What is asked
Below are the records; reproduce all of them exactly but without any images.

Exercise input
★ ★ ★ ★ ★

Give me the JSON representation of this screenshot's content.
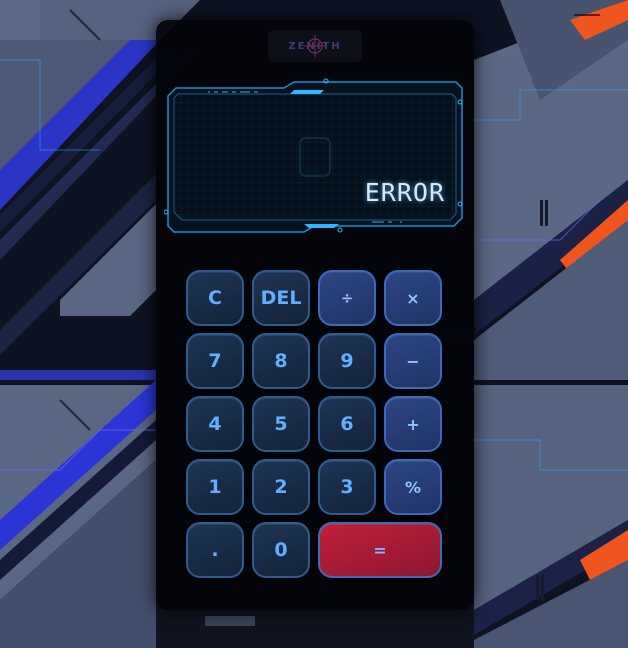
{
  "brand": {
    "logo_text": "ZENITH"
  },
  "display": {
    "value": "ERROR"
  },
  "keys": {
    "clear": "C",
    "delete": "DEL",
    "divide": "÷",
    "multiply": "×",
    "seven": "7",
    "eight": "8",
    "nine": "9",
    "minus": "−",
    "four": "4",
    "five": "5",
    "six": "6",
    "plus": "+",
    "one": "1",
    "two": "2",
    "three": "3",
    "percent": "%",
    "decimal": ".",
    "zero": "0",
    "equals": "="
  },
  "colors": {
    "key_digit": "#1a2c45",
    "key_operator": "#2a4480",
    "key_equals": "#b01d38",
    "display_glow": "#2fb6ff",
    "background_accent_orange": "#f0551e",
    "background_accent_blue": "#2a35d8"
  }
}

★ ★ ★ ★ ★

The output
Give me the JSON representation of this screenshot's content.
{
  "brand": {
    "logo_text": "ZENITH"
  },
  "display": {
    "value": "ERROR"
  },
  "keys": {
    "clear": "C",
    "delete": "DEL",
    "divide": "÷",
    "multiply": "×",
    "seven": "7",
    "eight": "8",
    "nine": "9",
    "minus": "−",
    "four": "4",
    "five": "5",
    "six": "6",
    "plus": "+",
    "one": "1",
    "two": "2",
    "three": "3",
    "percent": "%",
    "decimal": ".",
    "zero": "0",
    "equals": "="
  },
  "colors": {
    "key_digit": "#1a2c45",
    "key_operator": "#2a4480",
    "key_equals": "#b01d38",
    "display_glow": "#2fb6ff",
    "background_accent_orange": "#f0551e",
    "background_accent_blue": "#2a35d8"
  }
}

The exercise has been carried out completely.